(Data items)

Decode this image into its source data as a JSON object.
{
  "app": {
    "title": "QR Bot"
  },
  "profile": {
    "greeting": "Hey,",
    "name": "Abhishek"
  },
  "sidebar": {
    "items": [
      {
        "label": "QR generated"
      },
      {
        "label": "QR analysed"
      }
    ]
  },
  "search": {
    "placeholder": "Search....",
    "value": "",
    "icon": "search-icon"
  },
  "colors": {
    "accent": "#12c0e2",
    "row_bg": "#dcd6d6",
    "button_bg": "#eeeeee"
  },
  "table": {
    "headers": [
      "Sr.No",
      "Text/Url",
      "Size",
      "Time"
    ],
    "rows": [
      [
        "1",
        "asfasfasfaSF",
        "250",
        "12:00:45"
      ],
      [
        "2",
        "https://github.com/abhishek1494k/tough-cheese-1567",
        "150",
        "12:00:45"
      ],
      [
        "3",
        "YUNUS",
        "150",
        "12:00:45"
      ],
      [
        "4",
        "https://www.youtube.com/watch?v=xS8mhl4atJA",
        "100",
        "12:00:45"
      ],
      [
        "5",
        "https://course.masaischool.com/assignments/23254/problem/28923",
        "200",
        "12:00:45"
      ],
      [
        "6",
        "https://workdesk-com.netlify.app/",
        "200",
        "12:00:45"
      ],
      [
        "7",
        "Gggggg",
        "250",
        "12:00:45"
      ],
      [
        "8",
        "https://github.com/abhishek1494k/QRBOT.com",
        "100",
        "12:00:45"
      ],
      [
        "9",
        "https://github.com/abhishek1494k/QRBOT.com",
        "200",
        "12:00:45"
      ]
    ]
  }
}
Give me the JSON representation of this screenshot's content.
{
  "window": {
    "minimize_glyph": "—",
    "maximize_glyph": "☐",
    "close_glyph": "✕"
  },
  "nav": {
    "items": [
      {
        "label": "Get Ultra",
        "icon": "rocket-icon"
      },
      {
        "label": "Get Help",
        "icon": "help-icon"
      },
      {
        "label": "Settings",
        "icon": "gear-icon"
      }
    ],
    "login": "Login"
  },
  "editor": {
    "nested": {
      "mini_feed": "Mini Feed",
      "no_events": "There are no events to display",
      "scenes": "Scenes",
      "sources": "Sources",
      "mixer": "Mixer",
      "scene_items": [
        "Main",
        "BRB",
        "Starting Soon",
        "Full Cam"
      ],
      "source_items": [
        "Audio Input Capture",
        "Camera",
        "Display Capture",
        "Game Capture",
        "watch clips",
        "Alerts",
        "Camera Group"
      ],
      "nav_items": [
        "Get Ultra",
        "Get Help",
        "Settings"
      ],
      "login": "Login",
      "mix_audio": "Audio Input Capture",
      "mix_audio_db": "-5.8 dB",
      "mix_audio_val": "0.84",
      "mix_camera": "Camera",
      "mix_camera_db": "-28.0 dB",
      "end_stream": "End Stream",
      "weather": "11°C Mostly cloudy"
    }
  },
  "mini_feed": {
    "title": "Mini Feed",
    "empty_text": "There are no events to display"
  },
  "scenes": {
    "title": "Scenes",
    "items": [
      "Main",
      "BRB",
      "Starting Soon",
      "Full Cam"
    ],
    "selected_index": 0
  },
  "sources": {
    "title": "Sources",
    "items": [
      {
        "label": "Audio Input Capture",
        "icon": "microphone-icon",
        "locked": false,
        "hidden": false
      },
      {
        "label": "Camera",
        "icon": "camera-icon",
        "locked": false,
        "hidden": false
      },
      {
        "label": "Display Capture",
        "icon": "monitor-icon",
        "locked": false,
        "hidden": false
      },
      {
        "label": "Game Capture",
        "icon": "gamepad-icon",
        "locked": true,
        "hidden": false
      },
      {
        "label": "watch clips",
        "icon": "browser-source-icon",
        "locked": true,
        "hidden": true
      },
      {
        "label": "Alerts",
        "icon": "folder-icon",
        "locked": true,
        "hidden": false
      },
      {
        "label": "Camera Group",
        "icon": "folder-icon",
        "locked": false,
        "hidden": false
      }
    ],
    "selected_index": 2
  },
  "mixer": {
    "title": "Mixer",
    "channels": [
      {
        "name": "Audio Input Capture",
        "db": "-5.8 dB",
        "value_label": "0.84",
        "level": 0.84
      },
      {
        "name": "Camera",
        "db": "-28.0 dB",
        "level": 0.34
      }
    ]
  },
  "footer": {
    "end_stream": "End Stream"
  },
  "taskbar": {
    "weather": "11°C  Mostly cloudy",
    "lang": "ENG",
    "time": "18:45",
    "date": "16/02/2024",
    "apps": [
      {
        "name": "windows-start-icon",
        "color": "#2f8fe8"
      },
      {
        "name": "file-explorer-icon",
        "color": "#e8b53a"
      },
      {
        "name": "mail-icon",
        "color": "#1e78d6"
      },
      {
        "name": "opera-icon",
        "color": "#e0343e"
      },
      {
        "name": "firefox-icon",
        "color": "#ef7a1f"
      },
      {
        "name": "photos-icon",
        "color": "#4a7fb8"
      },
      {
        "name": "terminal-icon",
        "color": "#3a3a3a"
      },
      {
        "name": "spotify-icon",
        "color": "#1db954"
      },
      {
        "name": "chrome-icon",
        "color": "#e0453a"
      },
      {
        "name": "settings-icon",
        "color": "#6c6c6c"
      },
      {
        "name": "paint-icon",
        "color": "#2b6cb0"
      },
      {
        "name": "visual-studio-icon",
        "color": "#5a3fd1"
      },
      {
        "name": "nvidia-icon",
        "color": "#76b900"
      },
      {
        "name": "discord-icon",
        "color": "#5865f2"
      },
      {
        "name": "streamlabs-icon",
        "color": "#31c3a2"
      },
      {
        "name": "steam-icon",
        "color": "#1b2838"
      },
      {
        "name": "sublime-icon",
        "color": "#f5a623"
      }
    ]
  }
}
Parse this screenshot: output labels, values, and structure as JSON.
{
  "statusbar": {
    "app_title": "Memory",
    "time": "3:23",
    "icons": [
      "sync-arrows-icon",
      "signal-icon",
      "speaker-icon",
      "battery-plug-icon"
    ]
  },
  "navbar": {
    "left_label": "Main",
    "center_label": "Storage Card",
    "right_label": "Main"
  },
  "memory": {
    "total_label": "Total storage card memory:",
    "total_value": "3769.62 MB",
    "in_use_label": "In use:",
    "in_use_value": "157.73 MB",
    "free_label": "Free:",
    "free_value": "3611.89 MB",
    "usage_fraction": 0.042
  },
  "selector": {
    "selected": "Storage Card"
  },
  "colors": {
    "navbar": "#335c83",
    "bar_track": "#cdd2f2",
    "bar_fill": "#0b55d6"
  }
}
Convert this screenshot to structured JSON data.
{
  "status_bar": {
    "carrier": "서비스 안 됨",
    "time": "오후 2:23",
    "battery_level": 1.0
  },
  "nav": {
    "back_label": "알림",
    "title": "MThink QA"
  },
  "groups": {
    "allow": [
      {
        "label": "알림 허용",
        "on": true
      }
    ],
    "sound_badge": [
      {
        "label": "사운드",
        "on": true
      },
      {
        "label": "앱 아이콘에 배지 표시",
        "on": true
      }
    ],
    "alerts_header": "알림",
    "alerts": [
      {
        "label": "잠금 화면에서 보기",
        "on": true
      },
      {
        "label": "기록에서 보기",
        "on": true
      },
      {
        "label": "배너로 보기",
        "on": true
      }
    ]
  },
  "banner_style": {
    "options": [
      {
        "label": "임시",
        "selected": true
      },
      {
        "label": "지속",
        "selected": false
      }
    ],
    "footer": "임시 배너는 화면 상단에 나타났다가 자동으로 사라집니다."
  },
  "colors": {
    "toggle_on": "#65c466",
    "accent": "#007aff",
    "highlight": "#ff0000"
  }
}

• What to produce: Copy all the records above exactly, missing none.

• Solution:
Decode this image into its source data as a JSON object.
{
  "app": {
    "title": "QR Bot"
  },
  "profile": {
    "greeting": "Hey,",
    "name": "Abhishek"
  },
  "sidebar": {
    "items": [
      {
        "label": "QR generated"
      },
      {
        "label": "QR analysed"
      }
    ]
  },
  "search": {
    "placeholder": "Search....",
    "value": "",
    "icon": "search-icon"
  },
  "colors": {
    "accent": "#12c0e2",
    "row_bg": "#dcd6d6",
    "button_bg": "#eeeeee"
  },
  "table": {
    "headers": [
      "Sr.No",
      "Text/Url",
      "Size",
      "Time"
    ],
    "rows": [
      [
        "1",
        "asfasfasfaSF",
        "250",
        "12:00:45"
      ],
      [
        "2",
        "https://github.com/abhishek1494k/tough-cheese-1567",
        "150",
        "12:00:45"
      ],
      [
        "3",
        "YUNUS",
        "150",
        "12:00:45"
      ],
      [
        "4",
        "https://www.youtube.com/watch?v=xS8mhl4atJA",
        "100",
        "12:00:45"
      ],
      [
        "5",
        "https://course.masaischool.com/assignments/23254/problem/28923",
        "200",
        "12:00:45"
      ],
      [
        "6",
        "https://workdesk-com.netlify.app/",
        "200",
        "12:00:45"
      ],
      [
        "7",
        "Gggggg",
        "250",
        "12:00:45"
      ],
      [
        "8",
        "https://github.com/abhishek1494k/QRBOT.com",
        "100",
        "12:00:45"
      ],
      [
        "9",
        "https://github.com/abhishek1494k/QRBOT.com",
        "200",
        "12:00:45"
      ]
    ]
  }
}
Give me the JSON representation of this screenshot's content.
{
  "window": {
    "minimize_glyph": "—",
    "maximize_glyph": "☐",
    "close_glyph": "✕"
  },
  "nav": {
    "items": [
      {
        "label": "Get Ultra",
        "icon": "rocket-icon"
      },
      {
        "label": "Get Help",
        "icon": "help-icon"
      },
      {
        "label": "Settings",
        "icon": "gear-icon"
      }
    ],
    "login": "Login"
  },
  "editor": {
    "nested": {
      "mini_feed": "Mini Feed",
      "no_events": "There are no events to display",
      "scenes": "Scenes",
      "sources": "Sources",
      "mixer": "Mixer",
      "scene_items": [
        "Main",
        "BRB",
        "Starting Soon",
        "Full Cam"
      ],
      "source_items": [
        "Audio Input Capture",
        "Camera",
        "Display Capture",
        "Game Capture",
        "watch clips",
        "Alerts",
        "Camera Group"
      ],
      "nav_items": [
        "Get Ultra",
        "Get Help",
        "Settings"
      ],
      "login": "Login",
      "mix_audio": "Audio Input Capture",
      "mix_audio_db": "-5.8 dB",
      "mix_audio_val": "0.84",
      "mix_camera": "Camera",
      "mix_camera_db": "-28.0 dB",
      "end_stream": "End Stream",
      "weather": "11°C Mostly cloudy"
    }
  },
  "mini_feed": {
    "title": "Mini Feed",
    "empty_text": "There are no events to display"
  },
  "scenes": {
    "title": "Scenes",
    "items": [
      "Main",
      "BRB",
      "Starting Soon",
      "Full Cam"
    ],
    "selected_index": 0
  },
  "sources": {
    "title": "Sources",
    "items": [
      {
        "label": "Audio Input Capture",
        "icon": "microphone-icon",
        "locked": false,
        "hidden": false
      },
      {
        "label": "Camera",
        "icon": "camera-icon",
        "locked": false,
        "hidden": false
      },
      {
        "label": "Display Capture",
        "icon": "monitor-icon",
        "locked": false,
        "hidden": false
      },
      {
        "label": "Game Capture",
        "icon": "gamepad-icon",
        "locked": true,
        "hidden": false
      },
      {
        "label": "watch clips",
        "icon": "browser-source-icon",
        "locked": true,
        "hidden": true
      },
      {
        "label": "Alerts",
        "icon": "folder-icon",
        "locked": true,
        "hidden": false
      },
      {
        "label": "Camera Group",
        "icon": "folder-icon",
        "locked": false,
        "hidden": false
      }
    ],
    "selected_index": 2
  },
  "mixer": {
    "title": "Mixer",
    "channels": [
      {
        "name": "Audio Input Capture",
        "db": "-5.8 dB",
        "value_label": "0.84",
        "level": 0.84
      },
      {
        "name": "Camera",
        "db": "-28.0 dB",
        "level": 0.34
      }
    ]
  },
  "footer": {
    "end_stream": "End Stream"
  },
  "taskbar": {
    "weather": "11°C  Mostly cloudy",
    "lang": "ENG",
    "time": "18:45",
    "date": "16/02/2024",
    "apps": [
      {
        "name": "windows-start-icon",
        "color": "#2f8fe8"
      },
      {
        "name": "file-explorer-icon",
        "color": "#e8b53a"
      },
      {
        "name": "mail-icon",
        "color": "#1e78d6"
      },
      {
        "name": "opera-icon",
        "color": "#e0343e"
      },
      {
        "name": "firefox-icon",
        "color": "#ef7a1f"
      },
      {
        "name": "photos-icon",
        "color": "#4a7fb8"
      },
      {
        "name": "terminal-icon",
        "color": "#3a3a3a"
      },
      {
        "name": "spotify-icon",
        "color": "#1db954"
      },
      {
        "name": "chrome-icon",
        "color": "#e0453a"
      },
      {
        "name": "settings-icon",
        "color": "#6c6c6c"
      },
      {
        "name": "paint-icon",
        "color": "#2b6cb0"
      },
      {
        "name": "visual-studio-icon",
        "color": "#5a3fd1"
      },
      {
        "name": "nvidia-icon",
        "color": "#76b900"
      },
      {
        "name": "discord-icon",
        "color": "#5865f2"
      },
      {
        "name": "streamlabs-icon",
        "color": "#31c3a2"
      },
      {
        "name": "steam-icon",
        "color": "#1b2838"
      },
      {
        "name": "sublime-icon",
        "color": "#f5a623"
      }
    ]
  }
}
Parse this screenshot: output labels, values, and structure as JSON.
{
  "statusbar": {
    "app_title": "Memory",
    "time": "3:23",
    "icons": [
      "sync-arrows-icon",
      "signal-icon",
      "speaker-icon",
      "battery-plug-icon"
    ]
  },
  "navbar": {
    "left_label": "Main",
    "center_label": "Storage Card",
    "right_label": "Main"
  },
  "memory": {
    "total_label": "Total storage card memory:",
    "total_value": "3769.62 MB",
    "in_use_label": "In use:",
    "in_use_value": "157.73 MB",
    "free_label": "Free:",
    "free_value": "3611.89 MB",
    "usage_fraction": 0.042
  },
  "selector": {
    "selected": "Storage Card"
  },
  "colors": {
    "navbar": "#335c83",
    "bar_track": "#cdd2f2",
    "bar_fill": "#0b55d6"
  }
}
Convert this screenshot to structured JSON data.
{
  "status_bar": {
    "carrier": "서비스 안 됨",
    "time": "오후 2:23",
    "battery_level": 1.0
  },
  "nav": {
    "back_label": "알림",
    "title": "MThink QA"
  },
  "groups": {
    "allow": [
      {
        "label": "알림 허용",
        "on": true
      }
    ],
    "sound_badge": [
      {
        "label": "사운드",
        "on": true
      },
      {
        "label": "앱 아이콘에 배지 표시",
        "on": true
      }
    ],
    "alerts_header": "알림",
    "alerts": [
      {
        "label": "잠금 화면에서 보기",
        "on": true
      },
      {
        "label": "기록에서 보기",
        "on": true
      },
      {
        "label": "배너로 보기",
        "on": true
      }
    ]
  },
  "banner_style": {
    "options": [
      {
        "label": "임시",
        "selected": true
      },
      {
        "label": "지속",
        "selected": false
      }
    ],
    "footer": "임시 배너는 화면 상단에 나타났다가 자동으로 사라집니다."
  },
  "colors": {
    "toggle_on": "#65c466",
    "accent": "#007aff",
    "highlight": "#ff0000"
  }
}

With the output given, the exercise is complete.